··· DATASET RECORDS

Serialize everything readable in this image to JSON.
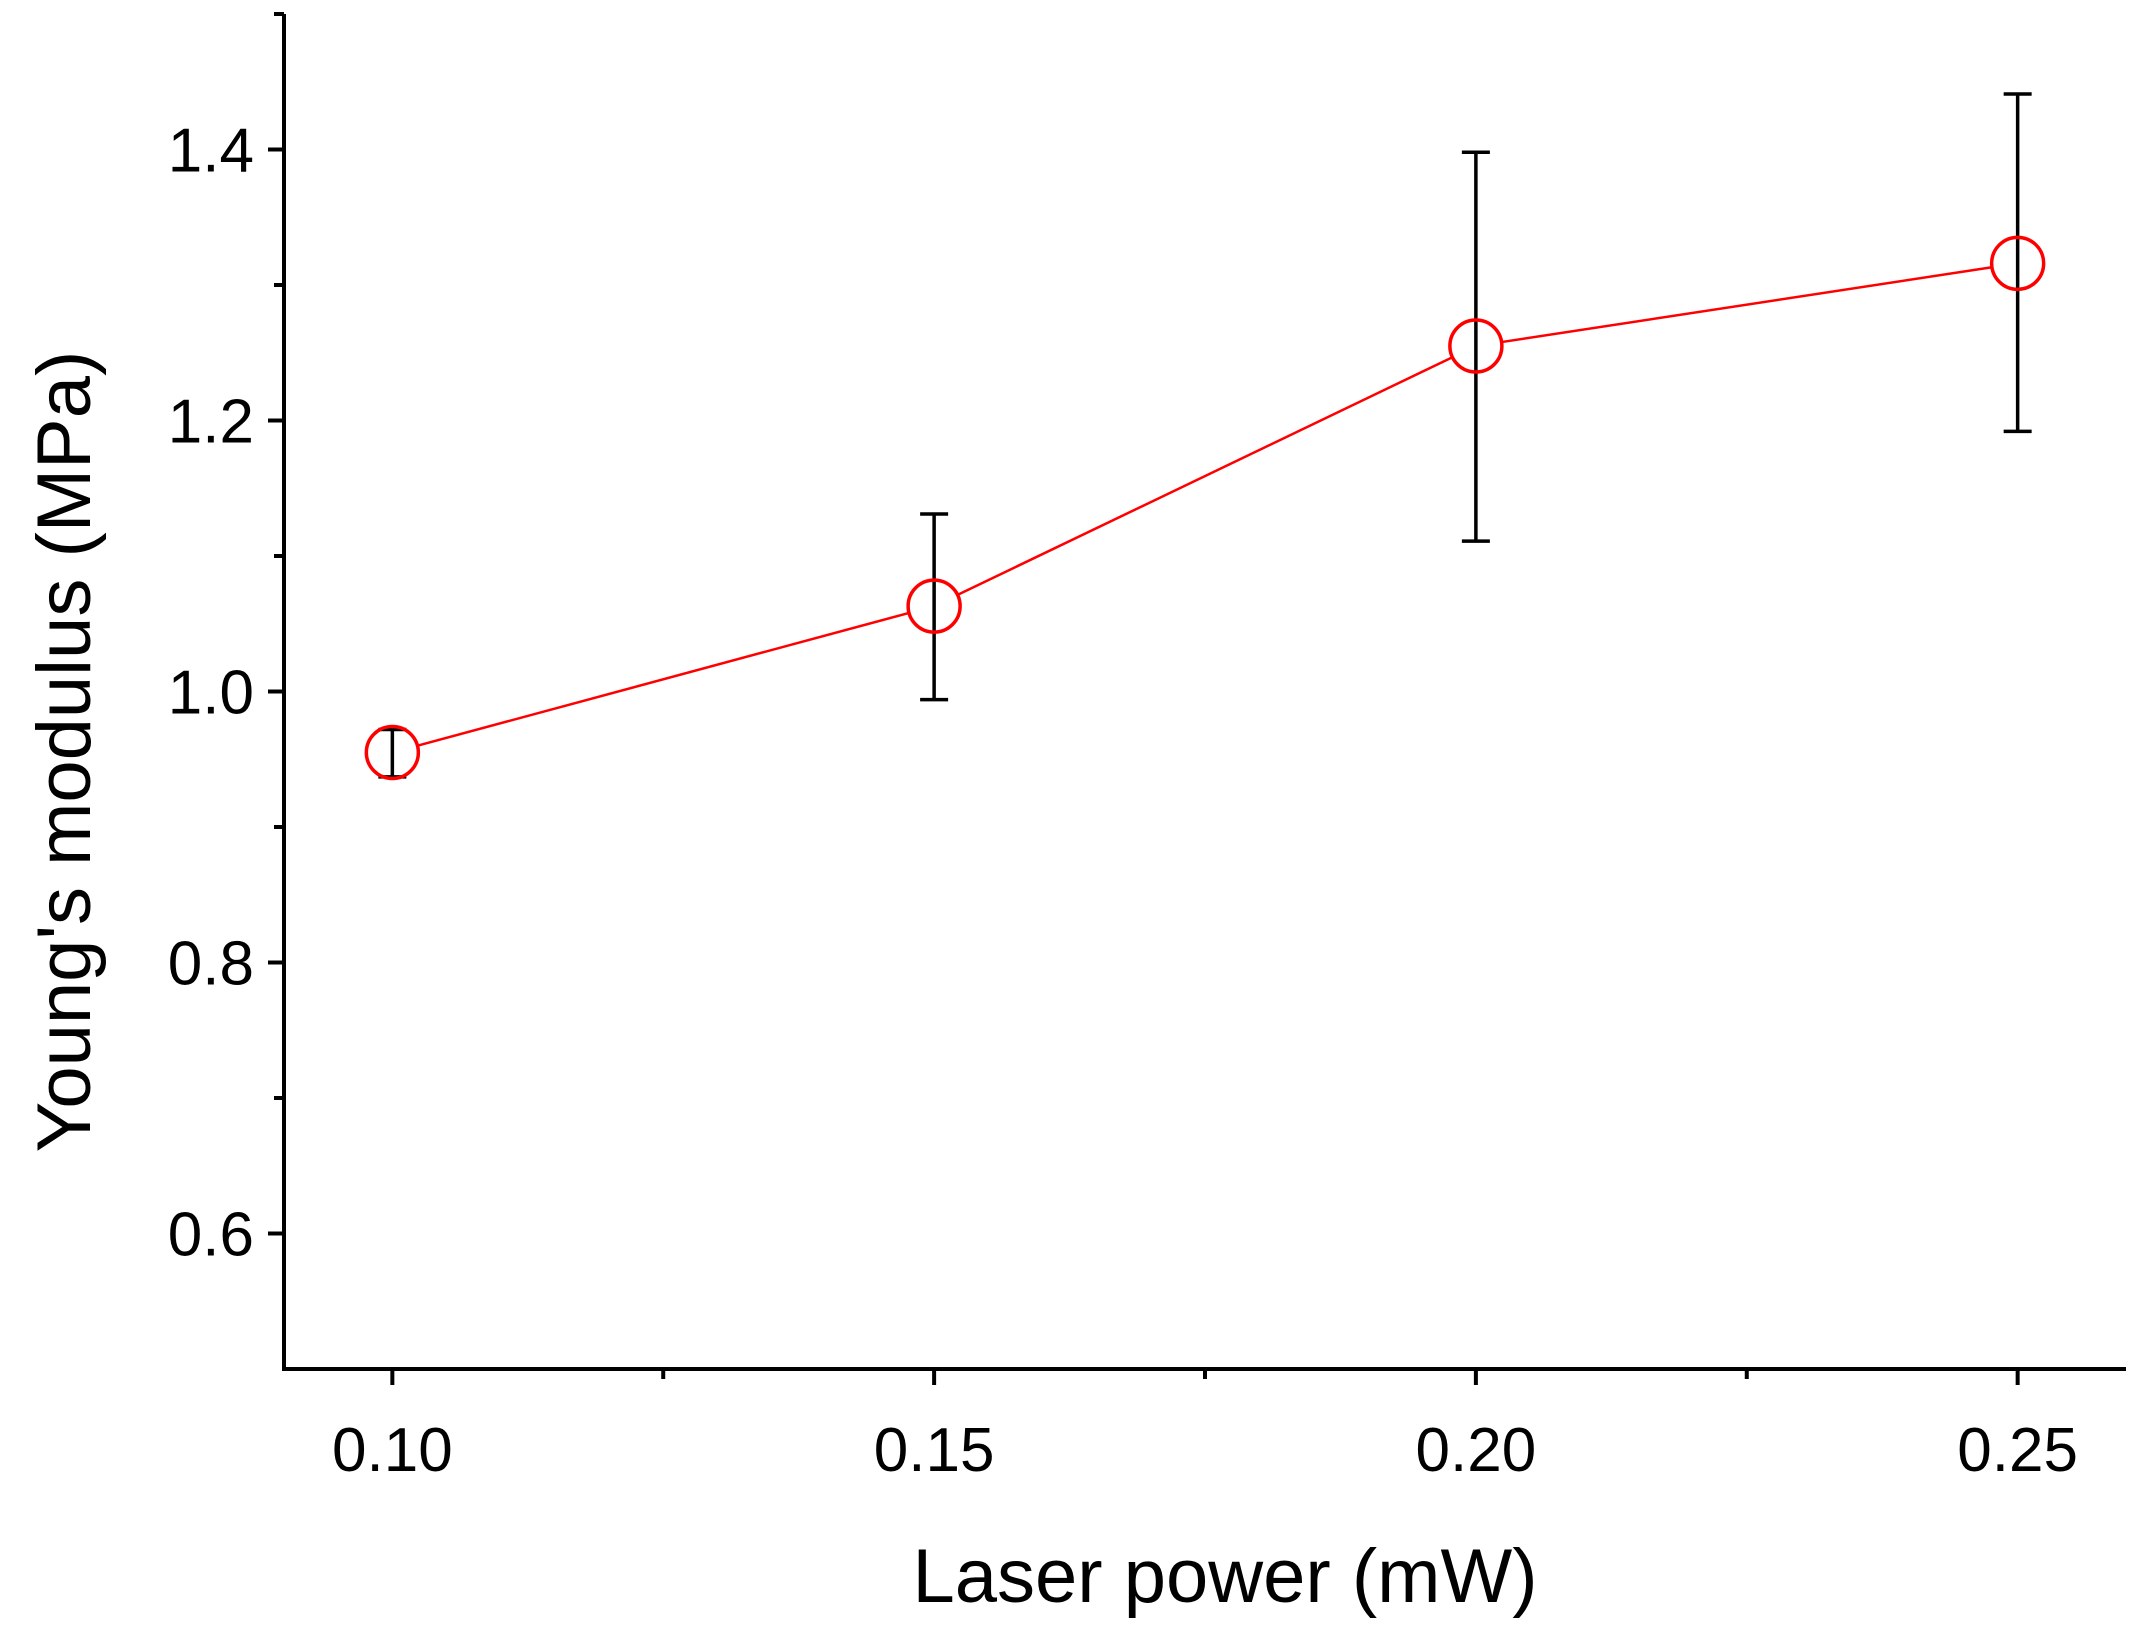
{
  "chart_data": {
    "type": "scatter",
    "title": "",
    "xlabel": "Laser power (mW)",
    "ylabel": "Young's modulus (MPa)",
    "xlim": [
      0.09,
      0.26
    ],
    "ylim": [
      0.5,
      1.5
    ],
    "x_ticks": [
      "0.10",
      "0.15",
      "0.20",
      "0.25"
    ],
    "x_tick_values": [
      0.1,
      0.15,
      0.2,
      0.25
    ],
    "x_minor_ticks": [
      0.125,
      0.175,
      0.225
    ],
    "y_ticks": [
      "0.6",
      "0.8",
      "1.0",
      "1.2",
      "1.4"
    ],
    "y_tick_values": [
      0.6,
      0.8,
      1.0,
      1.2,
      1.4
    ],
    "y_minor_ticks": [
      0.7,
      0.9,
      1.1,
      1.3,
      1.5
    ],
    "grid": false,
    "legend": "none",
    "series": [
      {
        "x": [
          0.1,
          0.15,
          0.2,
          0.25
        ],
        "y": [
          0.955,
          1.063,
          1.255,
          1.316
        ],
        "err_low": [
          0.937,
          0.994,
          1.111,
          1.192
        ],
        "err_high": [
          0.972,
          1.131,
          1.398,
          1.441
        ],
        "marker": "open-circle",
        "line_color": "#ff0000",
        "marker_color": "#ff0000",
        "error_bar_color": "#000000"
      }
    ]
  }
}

······
··· DATASET RECORDS

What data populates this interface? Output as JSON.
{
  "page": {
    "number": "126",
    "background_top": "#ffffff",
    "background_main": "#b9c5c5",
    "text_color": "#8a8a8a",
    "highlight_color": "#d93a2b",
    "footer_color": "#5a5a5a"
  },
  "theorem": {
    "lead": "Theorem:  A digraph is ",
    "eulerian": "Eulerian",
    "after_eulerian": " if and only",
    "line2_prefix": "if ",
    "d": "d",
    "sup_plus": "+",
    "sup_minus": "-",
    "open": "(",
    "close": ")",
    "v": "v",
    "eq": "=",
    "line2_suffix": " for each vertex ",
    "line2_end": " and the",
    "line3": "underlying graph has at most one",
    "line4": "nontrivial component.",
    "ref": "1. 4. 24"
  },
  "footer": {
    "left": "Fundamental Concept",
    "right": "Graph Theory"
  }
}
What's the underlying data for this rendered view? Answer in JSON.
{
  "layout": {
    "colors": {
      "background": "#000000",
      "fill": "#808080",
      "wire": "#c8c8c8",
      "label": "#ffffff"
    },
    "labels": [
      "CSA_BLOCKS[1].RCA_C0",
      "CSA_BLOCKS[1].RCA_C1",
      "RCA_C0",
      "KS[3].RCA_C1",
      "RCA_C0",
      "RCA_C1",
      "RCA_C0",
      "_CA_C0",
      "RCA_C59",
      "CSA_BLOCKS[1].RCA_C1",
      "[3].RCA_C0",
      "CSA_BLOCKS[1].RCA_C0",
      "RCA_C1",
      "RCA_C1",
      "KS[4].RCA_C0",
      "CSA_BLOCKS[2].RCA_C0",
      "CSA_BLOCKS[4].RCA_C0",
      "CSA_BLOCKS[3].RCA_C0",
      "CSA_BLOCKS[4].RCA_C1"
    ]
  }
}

······
··· DATASET RECORDS

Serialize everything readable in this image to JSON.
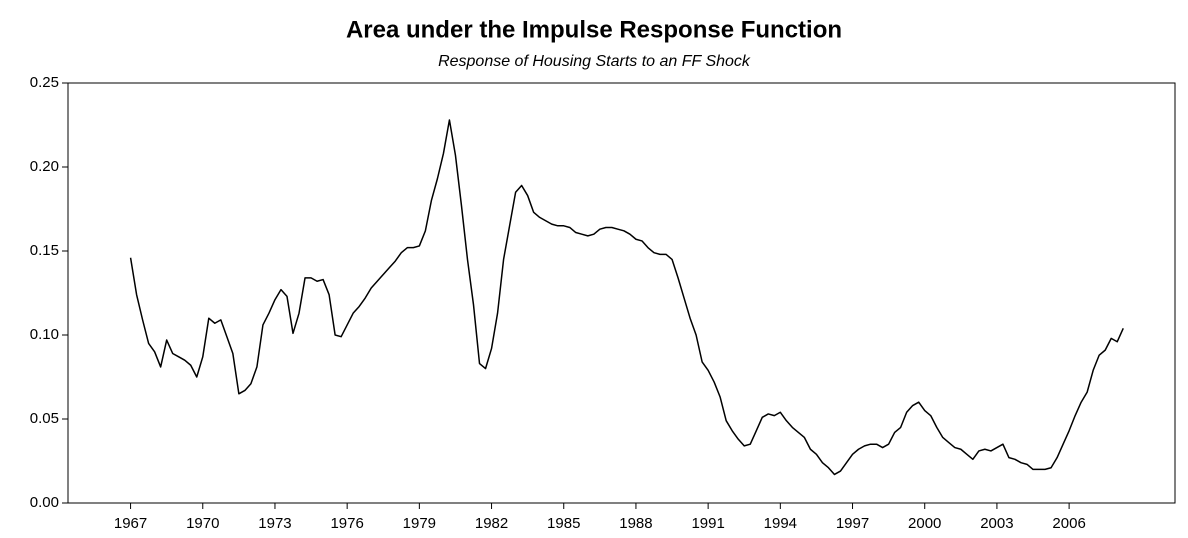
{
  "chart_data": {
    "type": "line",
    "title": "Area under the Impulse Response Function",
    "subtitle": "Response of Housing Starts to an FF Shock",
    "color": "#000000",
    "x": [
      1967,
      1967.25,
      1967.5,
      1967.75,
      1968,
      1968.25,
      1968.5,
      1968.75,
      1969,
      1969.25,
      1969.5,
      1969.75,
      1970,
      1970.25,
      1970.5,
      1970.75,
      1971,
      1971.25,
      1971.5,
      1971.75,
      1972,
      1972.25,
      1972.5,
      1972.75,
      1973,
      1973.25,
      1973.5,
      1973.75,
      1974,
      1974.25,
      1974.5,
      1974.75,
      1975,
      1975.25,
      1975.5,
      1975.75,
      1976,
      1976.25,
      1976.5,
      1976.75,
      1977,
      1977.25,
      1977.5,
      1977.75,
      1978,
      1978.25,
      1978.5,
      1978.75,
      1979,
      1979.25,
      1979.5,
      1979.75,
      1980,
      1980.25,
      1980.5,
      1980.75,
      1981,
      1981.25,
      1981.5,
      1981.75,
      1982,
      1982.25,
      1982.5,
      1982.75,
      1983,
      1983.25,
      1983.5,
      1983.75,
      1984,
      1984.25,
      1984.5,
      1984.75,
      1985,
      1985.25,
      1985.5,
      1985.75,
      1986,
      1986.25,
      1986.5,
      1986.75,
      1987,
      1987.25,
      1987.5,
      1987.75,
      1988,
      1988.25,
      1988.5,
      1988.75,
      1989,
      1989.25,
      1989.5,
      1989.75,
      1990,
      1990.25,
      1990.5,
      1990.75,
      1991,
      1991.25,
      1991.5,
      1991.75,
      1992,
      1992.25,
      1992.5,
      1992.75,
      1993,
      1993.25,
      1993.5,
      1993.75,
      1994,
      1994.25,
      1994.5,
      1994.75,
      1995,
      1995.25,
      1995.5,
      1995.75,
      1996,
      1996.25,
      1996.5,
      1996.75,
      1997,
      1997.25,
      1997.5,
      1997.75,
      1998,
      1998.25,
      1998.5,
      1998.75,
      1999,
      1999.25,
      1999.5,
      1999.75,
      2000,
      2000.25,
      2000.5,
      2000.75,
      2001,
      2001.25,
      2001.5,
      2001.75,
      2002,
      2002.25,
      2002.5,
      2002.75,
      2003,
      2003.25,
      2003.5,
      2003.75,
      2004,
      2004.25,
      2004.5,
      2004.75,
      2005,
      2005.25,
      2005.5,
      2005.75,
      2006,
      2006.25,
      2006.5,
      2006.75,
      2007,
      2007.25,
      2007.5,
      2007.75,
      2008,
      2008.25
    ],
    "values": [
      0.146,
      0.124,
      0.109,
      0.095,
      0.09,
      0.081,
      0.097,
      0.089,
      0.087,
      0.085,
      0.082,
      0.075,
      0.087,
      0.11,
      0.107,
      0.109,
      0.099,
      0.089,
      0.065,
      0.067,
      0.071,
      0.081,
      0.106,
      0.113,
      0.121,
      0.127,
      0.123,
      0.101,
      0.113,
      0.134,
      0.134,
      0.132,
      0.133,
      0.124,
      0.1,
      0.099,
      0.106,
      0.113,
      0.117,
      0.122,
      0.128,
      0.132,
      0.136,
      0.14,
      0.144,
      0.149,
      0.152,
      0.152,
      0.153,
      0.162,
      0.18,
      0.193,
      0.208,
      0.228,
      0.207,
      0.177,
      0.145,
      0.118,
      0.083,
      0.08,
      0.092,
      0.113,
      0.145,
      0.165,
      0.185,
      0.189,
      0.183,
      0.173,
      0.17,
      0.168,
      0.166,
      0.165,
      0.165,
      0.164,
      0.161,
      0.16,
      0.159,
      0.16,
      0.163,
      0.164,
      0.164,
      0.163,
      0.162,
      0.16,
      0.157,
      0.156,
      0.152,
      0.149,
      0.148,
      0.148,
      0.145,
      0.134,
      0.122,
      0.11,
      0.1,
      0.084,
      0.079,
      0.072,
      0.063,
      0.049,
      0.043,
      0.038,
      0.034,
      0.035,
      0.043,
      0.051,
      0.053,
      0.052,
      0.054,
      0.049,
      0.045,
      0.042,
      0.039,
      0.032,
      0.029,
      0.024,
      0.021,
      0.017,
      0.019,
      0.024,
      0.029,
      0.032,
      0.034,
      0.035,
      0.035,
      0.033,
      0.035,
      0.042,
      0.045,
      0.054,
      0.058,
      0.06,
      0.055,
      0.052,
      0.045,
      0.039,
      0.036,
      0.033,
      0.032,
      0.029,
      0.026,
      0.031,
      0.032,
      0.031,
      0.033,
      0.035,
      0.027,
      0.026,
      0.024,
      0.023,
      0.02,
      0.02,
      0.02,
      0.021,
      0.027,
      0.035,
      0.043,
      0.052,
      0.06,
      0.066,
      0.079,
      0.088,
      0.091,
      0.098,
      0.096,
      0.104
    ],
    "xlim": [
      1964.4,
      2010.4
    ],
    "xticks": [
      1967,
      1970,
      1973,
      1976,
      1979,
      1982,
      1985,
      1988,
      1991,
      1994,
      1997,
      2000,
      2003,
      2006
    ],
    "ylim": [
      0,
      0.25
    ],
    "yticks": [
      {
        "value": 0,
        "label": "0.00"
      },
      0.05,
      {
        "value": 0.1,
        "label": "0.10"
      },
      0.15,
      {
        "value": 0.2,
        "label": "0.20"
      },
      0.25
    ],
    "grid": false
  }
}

······

■ **STATED TASK**
Each line containing the word "JSON" counts once; say how many such lines there are, giving only the number.

■ **OUTPUT FOR THIS EXERCISE**
4